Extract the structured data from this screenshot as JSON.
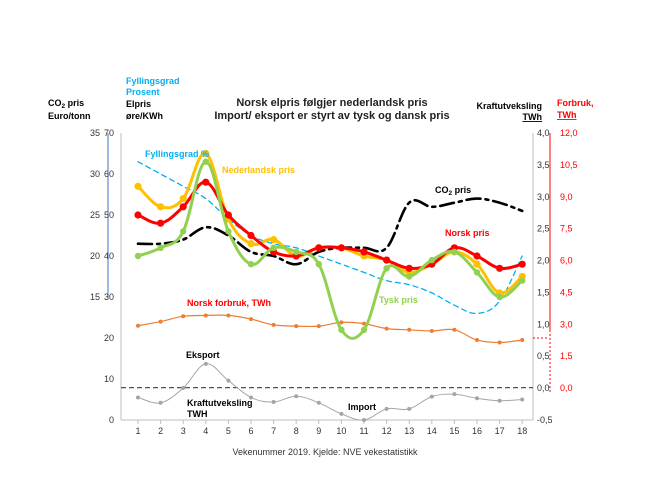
{
  "chart_data": {
    "type": "line",
    "title": [
      "Norsk elpris følgjer nederlandsk pris",
      "Import/ eksport er styrt av tysk og dansk pris"
    ],
    "xlabel": "Vekenummer 2019. Kjelde: NVE vekestatistikk",
    "categories": [
      1,
      2,
      3,
      4,
      5,
      6,
      7,
      8,
      9,
      10,
      11,
      12,
      13,
      14,
      15,
      16,
      17,
      18
    ],
    "axes": {
      "left": {
        "label_co2": [
          "CO",
          "2",
          " pris",
          "Euro/tonn"
        ],
        "label_fill": [
          "Fyllingsgrad",
          "Prosent"
        ],
        "label_price": [
          "Elpris",
          "øre/KWh"
        ],
        "range": [
          0,
          70
        ],
        "ticks": [
          "0",
          "10",
          "20",
          "30",
          "40",
          "50",
          "60",
          "70"
        ],
        "co2_ticks": [
          "15",
          "20",
          "25",
          "30",
          "35"
        ]
      },
      "right_inner": {
        "label": [
          "Kraftutveksling",
          "TWh"
        ],
        "range": [
          -0.5,
          4.0
        ],
        "ticks": [
          "-0,5",
          "0,0",
          "0,5",
          "1,0",
          "1,5",
          "2,0",
          "2,5",
          "3,0",
          "3,5",
          "4,0"
        ]
      },
      "right_outer": {
        "label": [
          "Forbruk,",
          "TWh"
        ],
        "range": [
          -1.5,
          12.0
        ],
        "ticks": [
          "0,0",
          "1,5",
          "3,0",
          "4,5",
          "6,0",
          "7,5",
          "9,0",
          "10,5",
          "12,0"
        ]
      }
    },
    "series": [
      {
        "name": "Nederlandsk pris",
        "color": "#FFC000",
        "axis": "left",
        "values": [
          57,
          52,
          54,
          65,
          49,
          43,
          44,
          40,
          42,
          42,
          40,
          39,
          36,
          38,
          41,
          38,
          31,
          35
        ]
      },
      {
        "name": "Norsk pris",
        "color": "#FF0000",
        "axis": "left",
        "values": [
          50,
          48,
          52,
          58,
          50,
          45,
          41,
          40,
          42,
          42,
          41,
          39,
          37,
          38,
          42,
          40,
          37,
          38
        ]
      },
      {
        "name": "Tysk pris",
        "color": "#92D050",
        "axis": "left",
        "values": [
          40,
          42,
          46,
          63,
          46,
          38,
          42,
          41,
          38,
          22,
          22,
          37,
          35,
          39,
          41,
          36,
          30,
          34
        ]
      },
      {
        "name": "Norsk forbruk, TWh",
        "color": "#ED7D31",
        "axis": "left",
        "values": [
          23,
          24,
          25.3,
          25.5,
          25.5,
          24.6,
          23.2,
          22.9,
          22.9,
          23.8,
          23.5,
          22.3,
          22,
          21.7,
          22,
          19.5,
          18.9,
          19.5
        ]
      },
      {
        "name": "Kraftutveksling TWH",
        "color": "#A5A5A5",
        "axis": "left",
        "values": [
          5.5,
          4.2,
          7.8,
          13.7,
          9.6,
          5.5,
          4.4,
          5.8,
          4.2,
          1.5,
          0,
          2.7,
          2.7,
          5.7,
          6.3,
          5.3,
          4.7,
          5
        ]
      },
      {
        "name": "Fyllingsgrad %",
        "color": "#00B0F0",
        "axis": "left",
        "style": "dashed",
        "values": [
          63,
          60,
          57,
          54,
          49,
          45,
          43,
          42,
          40,
          38,
          36,
          34,
          33,
          31,
          28,
          26,
          29,
          40
        ]
      },
      {
        "name": "CO₂ pris",
        "color": "#000000",
        "axis": "left",
        "style": "dashdot",
        "values": [
          43,
          43,
          44,
          47,
          45,
          41,
          40,
          38,
          41,
          42,
          42,
          42,
          53,
          52,
          53,
          54,
          53,
          51
        ]
      }
    ],
    "annotations": {
      "fyllingsgrad": "Fyllingsgrad %",
      "nederlandsk": "Nederlandsk pris",
      "co2": [
        "CO",
        "2",
        " pris"
      ],
      "norsk": "Norsk pris",
      "tysk": "Tysk pris",
      "forbruk": "Norsk forbruk, TWh",
      "eksport": "Eksport",
      "kraft": [
        "Kraftutveksling",
        "TWH"
      ],
      "import": "Import"
    }
  }
}
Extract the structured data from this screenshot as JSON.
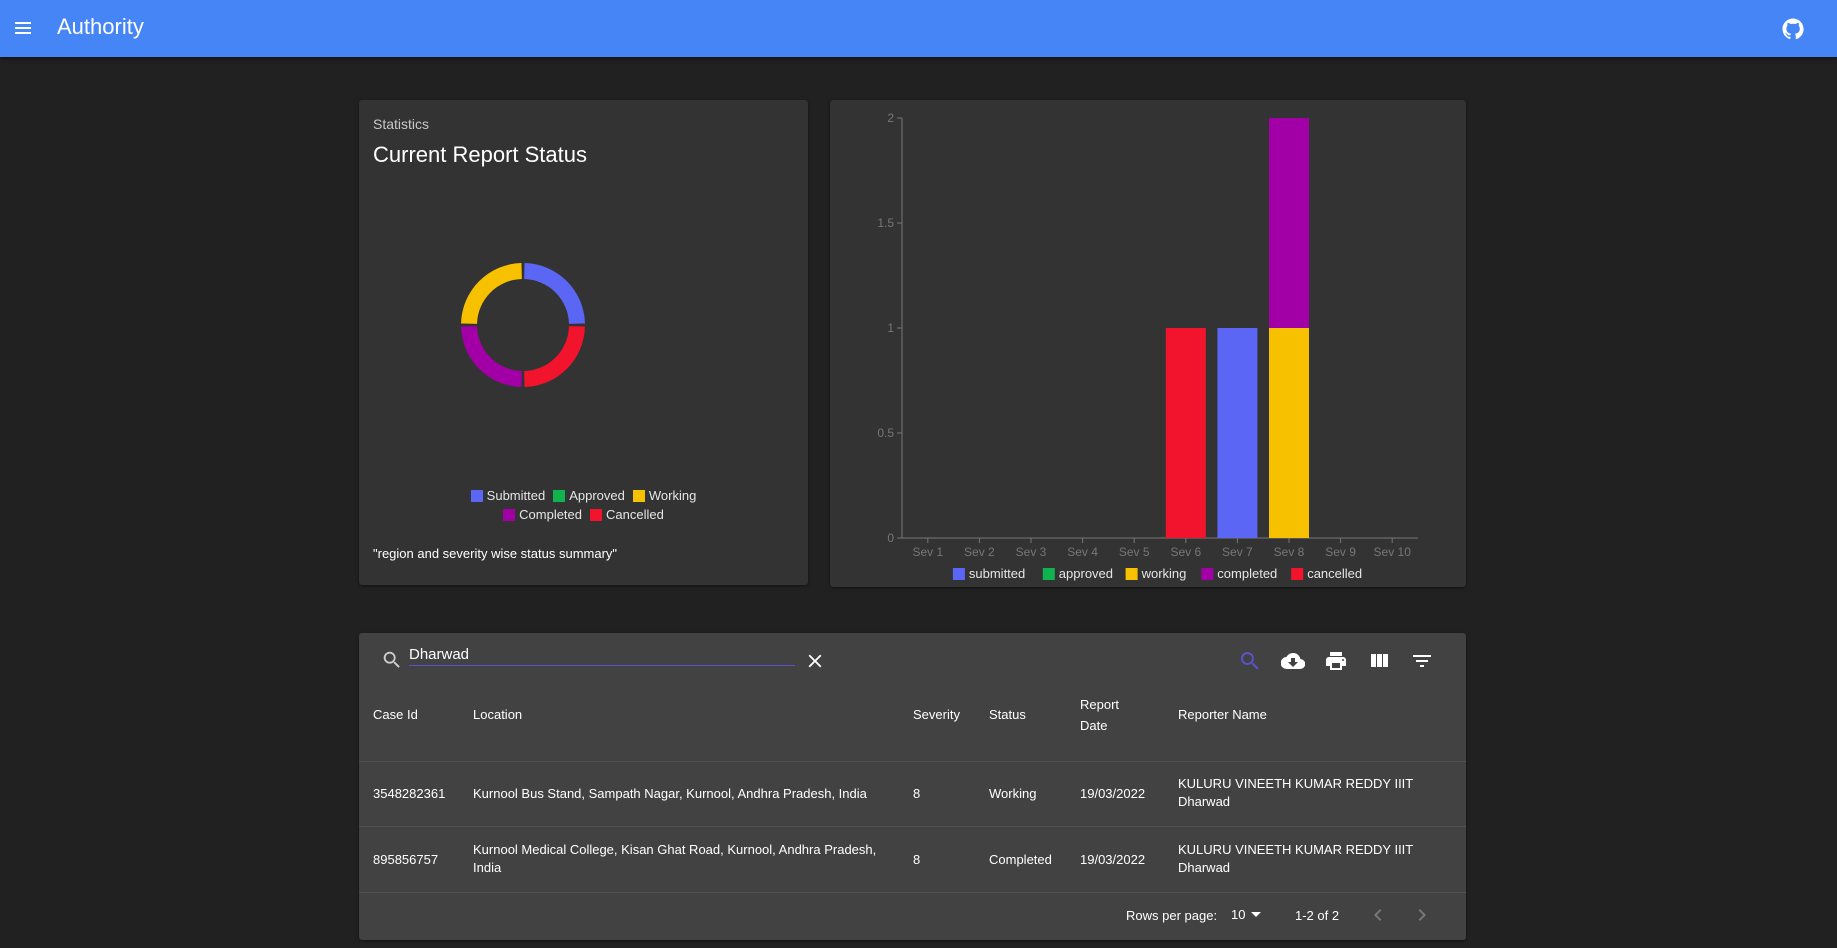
{
  "app": {
    "title": "Authority"
  },
  "stats": {
    "overline": "Statistics",
    "title": "Current Report Status",
    "caption": "\"region and severity wise status summary\"",
    "legend": [
      {
        "label": "Submitted",
        "color": "#5b66f5"
      },
      {
        "label": "Approved",
        "color": "#0fb44f"
      },
      {
        "label": "Working",
        "color": "#f7c100"
      },
      {
        "label": "Completed",
        "color": "#a200a6"
      },
      {
        "label": "Cancelled",
        "color": "#f2132d"
      }
    ]
  },
  "chart_data": [
    {
      "type": "pie",
      "title": "Current Report Status",
      "labels": [
        "Submitted",
        "Approved",
        "Working",
        "Completed",
        "Cancelled"
      ],
      "values": [
        1,
        0,
        1,
        1,
        1
      ],
      "colors": [
        "#5b66f5",
        "#0fb44f",
        "#f7c100",
        "#a200a6",
        "#f2132d"
      ]
    },
    {
      "type": "bar",
      "stacked": true,
      "categories": [
        "Sev 1",
        "Sev 2",
        "Sev 3",
        "Sev 4",
        "Sev 5",
        "Sev 6",
        "Sev 7",
        "Sev 8",
        "Sev 9",
        "Sev 10"
      ],
      "series": [
        {
          "name": "submitted",
          "color": "#5b66f5",
          "values": [
            0,
            0,
            0,
            0,
            0,
            0,
            1,
            0,
            0,
            0
          ]
        },
        {
          "name": "approved",
          "color": "#0fb44f",
          "values": [
            0,
            0,
            0,
            0,
            0,
            0,
            0,
            0,
            0,
            0
          ]
        },
        {
          "name": "working",
          "color": "#f7c100",
          "values": [
            0,
            0,
            0,
            0,
            0,
            0,
            0,
            1,
            0,
            0
          ]
        },
        {
          "name": "completed",
          "color": "#a200a6",
          "values": [
            0,
            0,
            0,
            0,
            0,
            0,
            0,
            1,
            0,
            0
          ]
        },
        {
          "name": "cancelled",
          "color": "#f2132d",
          "values": [
            0,
            0,
            0,
            0,
            0,
            1,
            0,
            0,
            0,
            0
          ]
        }
      ],
      "yticks": [
        "0",
        "0.5",
        "1",
        "1.5",
        "2"
      ],
      "ylim": [
        0,
        2
      ],
      "legend_position": "bottom"
    }
  ],
  "table": {
    "search_value": "Dharwad",
    "toolbar": [
      "search-icon",
      "download-icon",
      "print-icon",
      "view-columns-icon",
      "filter-icon"
    ],
    "columns": [
      "Case Id",
      "Location",
      "Severity",
      "Status",
      "Report Date",
      "Reporter Name"
    ],
    "rows": [
      {
        "case_id": "3548282361",
        "location": "Kurnool Bus Stand, Sampath Nagar, Kurnool, Andhra Pradesh, India",
        "severity": "8",
        "status": "Working",
        "report_date": "19/03/2022",
        "reporter": "KULURU VINEETH KUMAR REDDY IIIT Dharwad"
      },
      {
        "case_id": "895856757",
        "location": "Kurnool Medical College, Kisan Ghat Road, Kurnool, Andhra Pradesh, India",
        "severity": "8",
        "status": "Completed",
        "report_date": "19/03/2022",
        "reporter": "KULURU VINEETH KUMAR REDDY IIIT Dharwad"
      }
    ],
    "rows_per_page_label": "Rows per page:",
    "rows_per_page": "10",
    "page_info": "1-2 of 2"
  }
}
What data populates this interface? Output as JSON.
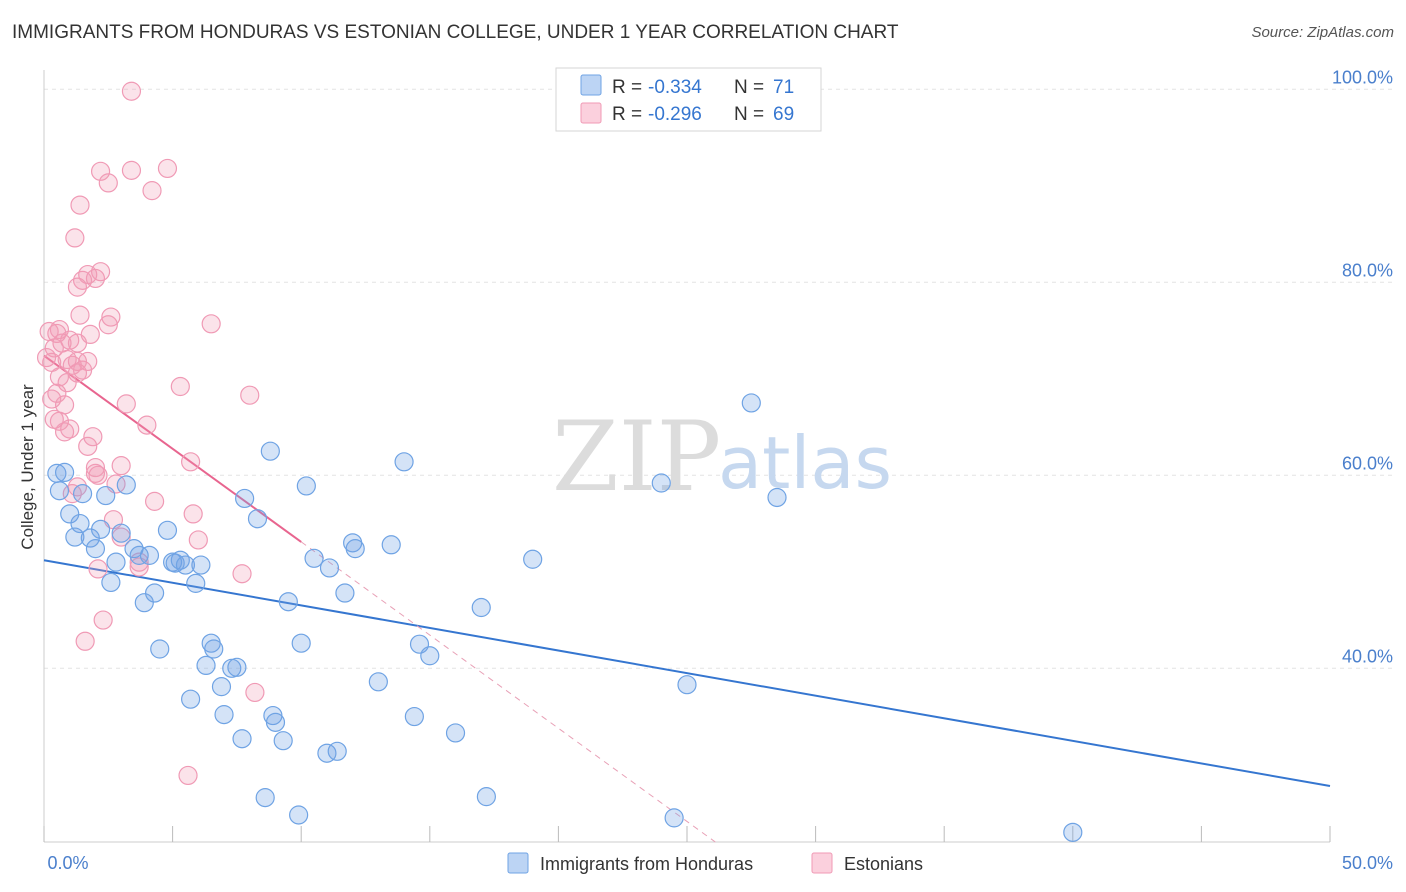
{
  "title": "IMMIGRANTS FROM HONDURAS VS ESTONIAN COLLEGE, UNDER 1 YEAR CORRELATION CHART",
  "source": "Source: ZipAtlas.com",
  "watermark": {
    "zip": "ZIP",
    "atlas": "atlas"
  },
  "colors": {
    "blue": "#6fa3e4",
    "blue_line": "#3576d0",
    "pink": "#f09ab5",
    "pink_line": "#e8658f",
    "axis_text": "#4a7fcc"
  },
  "legend_top": [
    {
      "r_label": "R = ",
      "r_value": "-0.334",
      "n_label": "N = ",
      "n_value": "71"
    },
    {
      "r_label": "R = ",
      "r_value": "-0.296",
      "n_label": "N = ",
      "n_value": "69"
    }
  ],
  "chart_data": {
    "type": "scatter",
    "title": "IMMIGRANTS FROM HONDURAS VS ESTONIAN COLLEGE, UNDER 1 YEAR CORRELATION CHART",
    "xlabel": "",
    "ylabel": "College, Under 1 year",
    "xlim": [
      0,
      50
    ],
    "ylim": [
      22,
      102
    ],
    "x_tick_labels": [
      "0.0%",
      "50.0%"
    ],
    "y_ticks": [
      40,
      60,
      80,
      100
    ],
    "y_tick_labels": [
      "40.0%",
      "60.0%",
      "80.0%",
      "100.0%"
    ],
    "grid": true,
    "legend_position": "bottom-center",
    "series": [
      {
        "name": "Immigrants from Honduras",
        "color": "#6fa3e4",
        "trend": {
          "x": [
            0,
            50
          ],
          "y": [
            51.2,
            27.8
          ]
        },
        "points": [
          [
            0.5,
            60.2
          ],
          [
            0.6,
            58.4
          ],
          [
            0.8,
            60.3
          ],
          [
            1.0,
            56.0
          ],
          [
            1.2,
            53.6
          ],
          [
            1.4,
            55.0
          ],
          [
            1.5,
            58.1
          ],
          [
            1.8,
            53.5
          ],
          [
            2.0,
            52.4
          ],
          [
            2.2,
            54.4
          ],
          [
            2.4,
            57.9
          ],
          [
            2.6,
            48.9
          ],
          [
            2.8,
            51.0
          ],
          [
            3.0,
            54.0
          ],
          [
            3.2,
            59.0
          ],
          [
            3.5,
            52.4
          ],
          [
            3.7,
            51.7
          ],
          [
            3.9,
            46.8
          ],
          [
            4.1,
            51.7
          ],
          [
            4.3,
            47.8
          ],
          [
            4.5,
            42.0
          ],
          [
            4.8,
            54.3
          ],
          [
            5.0,
            51.0
          ],
          [
            5.1,
            50.9
          ],
          [
            5.3,
            51.2
          ],
          [
            5.5,
            50.7
          ],
          [
            5.7,
            36.8
          ],
          [
            5.9,
            48.8
          ],
          [
            6.1,
            50.7
          ],
          [
            6.3,
            40.3
          ],
          [
            6.5,
            42.6
          ],
          [
            6.6,
            42.0
          ],
          [
            6.9,
            38.1
          ],
          [
            7.0,
            35.2
          ],
          [
            7.3,
            40.0
          ],
          [
            7.5,
            40.1
          ],
          [
            7.7,
            32.7
          ],
          [
            7.8,
            57.6
          ],
          [
            8.3,
            55.5
          ],
          [
            8.6,
            26.6
          ],
          [
            8.8,
            62.5
          ],
          [
            8.9,
            35.1
          ],
          [
            9.0,
            34.4
          ],
          [
            9.3,
            32.5
          ],
          [
            9.5,
            46.9
          ],
          [
            9.9,
            24.8
          ],
          [
            10.0,
            42.6
          ],
          [
            10.2,
            58.9
          ],
          [
            10.5,
            51.4
          ],
          [
            11.0,
            31.2
          ],
          [
            11.1,
            50.4
          ],
          [
            11.4,
            31.4
          ],
          [
            11.7,
            47.8
          ],
          [
            12.0,
            53.0
          ],
          [
            12.1,
            52.4
          ],
          [
            13.0,
            38.6
          ],
          [
            13.5,
            52.8
          ],
          [
            14.0,
            61.4
          ],
          [
            14.4,
            35.0
          ],
          [
            14.6,
            42.5
          ],
          [
            15.0,
            41.3
          ],
          [
            16.0,
            33.3
          ],
          [
            17.0,
            46.3
          ],
          [
            17.2,
            26.7
          ],
          [
            19.0,
            51.3
          ],
          [
            24.0,
            59.2
          ],
          [
            24.5,
            24.5
          ],
          [
            25.0,
            38.3
          ],
          [
            27.5,
            67.5
          ],
          [
            28.5,
            57.7
          ],
          [
            40.0,
            23.0
          ]
        ]
      },
      {
        "name": "Estonians",
        "color": "#f09ab5",
        "trend": {
          "x": [
            0,
            10
          ],
          "y": [
            72.4,
            53.1
          ]
        },
        "trend_extension": {
          "x": [
            10,
            27.5
          ],
          "y": [
            53.1,
            19.3
          ]
        },
        "points": [
          [
            0.2,
            74.9
          ],
          [
            0.3,
            71.7
          ],
          [
            0.3,
            67.9
          ],
          [
            0.4,
            73.2
          ],
          [
            0.4,
            65.8
          ],
          [
            0.5,
            74.7
          ],
          [
            0.5,
            68.5
          ],
          [
            0.6,
            75.1
          ],
          [
            0.6,
            70.2
          ],
          [
            0.6,
            65.6
          ],
          [
            0.7,
            73.7
          ],
          [
            0.8,
            67.3
          ],
          [
            0.8,
            64.5
          ],
          [
            0.9,
            72.0
          ],
          [
            0.9,
            69.6
          ],
          [
            1.0,
            74.0
          ],
          [
            1.0,
            64.8
          ],
          [
            1.1,
            71.4
          ],
          [
            1.1,
            58.1
          ],
          [
            1.2,
            84.6
          ],
          [
            1.3,
            79.5
          ],
          [
            1.3,
            73.7
          ],
          [
            1.3,
            71.8
          ],
          [
            1.3,
            70.6
          ],
          [
            1.3,
            58.8
          ],
          [
            1.4,
            88.0
          ],
          [
            1.4,
            76.6
          ],
          [
            1.5,
            80.2
          ],
          [
            1.5,
            70.9
          ],
          [
            1.6,
            42.8
          ],
          [
            1.7,
            80.8
          ],
          [
            1.7,
            71.8
          ],
          [
            1.7,
            63.0
          ],
          [
            1.8,
            74.6
          ],
          [
            1.9,
            64.0
          ],
          [
            2.0,
            80.4
          ],
          [
            2.0,
            60.8
          ],
          [
            2.0,
            60.2
          ],
          [
            2.1,
            50.3
          ],
          [
            2.1,
            60.0
          ],
          [
            2.2,
            81.1
          ],
          [
            2.2,
            91.5
          ],
          [
            2.3,
            45.0
          ],
          [
            2.5,
            90.3
          ],
          [
            2.5,
            75.6
          ],
          [
            2.6,
            76.4
          ],
          [
            2.7,
            55.4
          ],
          [
            2.8,
            59.1
          ],
          [
            3.0,
            53.6
          ],
          [
            3.0,
            61.0
          ],
          [
            3.2,
            67.4
          ],
          [
            3.4,
            99.8
          ],
          [
            3.4,
            91.6
          ],
          [
            3.7,
            50.5
          ],
          [
            4.0,
            65.2
          ],
          [
            4.2,
            89.5
          ],
          [
            4.3,
            57.3
          ],
          [
            4.8,
            91.8
          ],
          [
            5.3,
            69.2
          ],
          [
            5.6,
            28.9
          ],
          [
            5.7,
            61.4
          ],
          [
            5.8,
            56.0
          ],
          [
            6.0,
            53.3
          ],
          [
            6.5,
            75.7
          ],
          [
            7.7,
            49.8
          ],
          [
            8.0,
            68.3
          ],
          [
            8.2,
            37.5
          ],
          [
            3.7,
            51.0
          ],
          [
            0.1,
            72.2
          ]
        ]
      }
    ]
  }
}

- - - - -

Challenge – Work out how many lines above contain the word "Current". Give only the number.

Final answer – 2